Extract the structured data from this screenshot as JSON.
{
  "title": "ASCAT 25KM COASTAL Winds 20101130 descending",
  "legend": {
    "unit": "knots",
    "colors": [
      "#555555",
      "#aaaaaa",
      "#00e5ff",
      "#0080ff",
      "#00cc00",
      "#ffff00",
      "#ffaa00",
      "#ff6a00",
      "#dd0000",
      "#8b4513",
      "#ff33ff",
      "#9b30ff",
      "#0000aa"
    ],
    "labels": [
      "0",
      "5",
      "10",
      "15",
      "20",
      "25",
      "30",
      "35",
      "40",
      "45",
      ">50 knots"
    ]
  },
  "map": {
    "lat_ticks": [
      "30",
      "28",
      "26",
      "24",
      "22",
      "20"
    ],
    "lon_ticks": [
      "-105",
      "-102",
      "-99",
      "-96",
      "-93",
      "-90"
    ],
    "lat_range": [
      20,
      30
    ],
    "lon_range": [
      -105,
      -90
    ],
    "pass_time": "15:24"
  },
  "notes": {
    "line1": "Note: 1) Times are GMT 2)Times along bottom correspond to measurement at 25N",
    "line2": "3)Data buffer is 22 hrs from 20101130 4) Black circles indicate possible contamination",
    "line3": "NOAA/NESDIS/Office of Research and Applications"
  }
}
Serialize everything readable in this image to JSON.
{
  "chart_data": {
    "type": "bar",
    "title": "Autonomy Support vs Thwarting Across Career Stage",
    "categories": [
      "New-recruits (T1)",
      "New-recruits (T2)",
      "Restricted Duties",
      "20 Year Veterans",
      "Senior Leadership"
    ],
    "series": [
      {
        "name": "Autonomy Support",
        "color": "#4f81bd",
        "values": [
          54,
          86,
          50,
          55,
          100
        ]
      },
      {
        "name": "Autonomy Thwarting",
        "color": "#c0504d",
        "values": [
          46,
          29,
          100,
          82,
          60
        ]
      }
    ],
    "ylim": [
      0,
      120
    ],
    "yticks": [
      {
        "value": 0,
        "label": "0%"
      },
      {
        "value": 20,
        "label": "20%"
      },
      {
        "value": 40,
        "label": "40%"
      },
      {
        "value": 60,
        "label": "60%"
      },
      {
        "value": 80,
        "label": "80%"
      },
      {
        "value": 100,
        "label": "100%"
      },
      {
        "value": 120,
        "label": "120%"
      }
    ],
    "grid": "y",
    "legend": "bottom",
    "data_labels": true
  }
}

###

Work required: Return all of the entries exactly as written.

Finished answer:
Extract the structured data from this screenshot as JSON.
{
  "title": "ASCAT 25KM COASTAL Winds 20101130 descending",
  "legend": {
    "unit": "knots",
    "colors": [
      "#555555",
      "#aaaaaa",
      "#00e5ff",
      "#0080ff",
      "#00cc00",
      "#ffff00",
      "#ffaa00",
      "#ff6a00",
      "#dd0000",
      "#8b4513",
      "#ff33ff",
      "#9b30ff",
      "#0000aa"
    ],
    "labels": [
      "0",
      "5",
      "10",
      "15",
      "20",
      "25",
      "30",
      "35",
      "40",
      "45",
      ">50 knots"
    ]
  },
  "map": {
    "lat_ticks": [
      "30",
      "28",
      "26",
      "24",
      "22",
      "20"
    ],
    "lon_ticks": [
      "-105",
      "-102",
      "-99",
      "-96",
      "-93",
      "-90"
    ],
    "lat_range": [
      20,
      30
    ],
    "lon_range": [
      -105,
      -90
    ],
    "pass_time": "15:24"
  },
  "notes": {
    "line1": "Note: 1) Times are GMT 2)Times along bottom correspond to measurement at 25N",
    "line2": "3)Data buffer is 22 hrs from 20101130 4) Black circles indicate possible contamination",
    "line3": "NOAA/NESDIS/Office of Research and Applications"
  }
}
Serialize everything readable in this image to JSON.
{
  "chart_data": {
    "type": "bar",
    "title": "Autonomy Support vs Thwarting Across Career Stage",
    "categories": [
      "New-recruits (T1)",
      "New-recruits (T2)",
      "Restricted Duties",
      "20 Year Veterans",
      "Senior Leadership"
    ],
    "series": [
      {
        "name": "Autonomy Support",
        "color": "#4f81bd",
        "values": [
          54,
          86,
          50,
          55,
          100
        ]
      },
      {
        "name": "Autonomy Thwarting",
        "color": "#c0504d",
        "values": [
          46,
          29,
          100,
          82,
          60
        ]
      }
    ],
    "ylim": [
      0,
      120
    ],
    "yticks": [
      {
        "value": 0,
        "label": "0%"
      },
      {
        "value": 20,
        "label": "20%"
      },
      {
        "value": 40,
        "label": "40%"
      },
      {
        "value": 60,
        "label": "60%"
      },
      {
        "value": 80,
        "label": "80%"
      },
      {
        "value": 100,
        "label": "100%"
      },
      {
        "value": 120,
        "label": "120%"
      }
    ],
    "grid": "y",
    "legend": "bottom",
    "data_labels": true
  }
}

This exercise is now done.